== WORK TO BE COMPLETED ==
Your task is to repeat the listing exactly.

───── SOURCE MATERIAL

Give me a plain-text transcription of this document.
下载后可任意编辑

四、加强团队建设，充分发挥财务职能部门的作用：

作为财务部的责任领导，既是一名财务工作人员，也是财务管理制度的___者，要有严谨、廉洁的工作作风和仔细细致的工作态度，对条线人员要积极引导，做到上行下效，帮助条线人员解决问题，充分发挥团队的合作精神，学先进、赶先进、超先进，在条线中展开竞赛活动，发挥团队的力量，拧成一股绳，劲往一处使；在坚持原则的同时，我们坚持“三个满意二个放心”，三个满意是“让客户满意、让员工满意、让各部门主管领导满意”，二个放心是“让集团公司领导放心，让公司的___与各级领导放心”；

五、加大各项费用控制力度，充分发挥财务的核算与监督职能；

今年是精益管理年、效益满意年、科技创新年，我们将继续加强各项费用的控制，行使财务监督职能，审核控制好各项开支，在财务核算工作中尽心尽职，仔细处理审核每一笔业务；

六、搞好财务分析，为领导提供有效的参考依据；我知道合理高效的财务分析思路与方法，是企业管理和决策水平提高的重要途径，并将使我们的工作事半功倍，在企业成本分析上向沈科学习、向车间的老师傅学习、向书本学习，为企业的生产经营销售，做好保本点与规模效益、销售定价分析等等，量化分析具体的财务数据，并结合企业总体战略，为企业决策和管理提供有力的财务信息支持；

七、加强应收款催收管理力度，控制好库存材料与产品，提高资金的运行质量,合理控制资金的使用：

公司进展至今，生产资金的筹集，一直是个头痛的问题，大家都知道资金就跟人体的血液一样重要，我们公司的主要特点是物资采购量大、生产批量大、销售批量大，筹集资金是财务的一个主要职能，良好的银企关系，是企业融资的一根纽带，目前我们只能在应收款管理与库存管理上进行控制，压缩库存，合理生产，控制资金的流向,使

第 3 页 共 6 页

──────────

== RESULT OF THIS EXERCISE ==
Give me a plain-text transcription of this document.
下载后可任意编辑

四、加强团队建设，充分发挥财务职能部门的作用：

作为财务部的责任领导，既是一名财务工作人员，也是财务管理制度的___者，要有严谨、廉洁的工作作风和仔细细致的工作态度，对条线人员要积极引导，做到上行下效，帮助条线人员解决问题，充分发挥团队的合作精神，学先进、赶先进、超先进，在条线中展开竞赛活动，发挥团队的力量，拧成一股绳，劲往一处使；在坚持原则的同时，我们坚持“三个满意二个放心”，三个满意是“让客户满意、让员工满意、让各部门主管领导满意”，二个放心是“让集团公司领导放心，让公司的___与各级领导放心”；

五、加大各项费用控制力度，充分发挥财务的核算与监督职能；

今年是精益管理年、效益满意年、科技创新年，我们将继续加强各项费用的控制，行使财务监督职能，审核控制好各项开支，在财务核算工作中尽心尽职，仔细处理审核每一笔业务；

六、搞好财务分析，为领导提供有效的参考依据；我知道合理高效的财务分析思路与方法，是企业管理和决策水平提高的重要途径，并将使我们的工作事半功倍，在企业成本分析上向沈科学习、向车间的老师傅学习、向书本学习，为企业的生产经营销售，做好保本点与规模效益、销售定价分析等等，量化分析具体的财务数据，并结合企业总体战略，为企业决策和管理提供有力的财务信息支持；

七、加强应收款催收管理力度，控制好库存材料与产品，提高资金的运行质量,合理控制资金的使用：

公司进展至今，生产资金的筹集，一直是个头痛的问题，大家都知道资金就跟人体的血液一样重要，我们公司的主要特点是物资采购量大、生产批量大、销售批量大，筹集资金是财务的一个主要职能，良好的银企关系，是企业融资的一根纽带，目前我们只能在应收款管理与库存管理上进行控制，压缩库存，合理生产，控制资金的流向,使

第 3 页 共 6 页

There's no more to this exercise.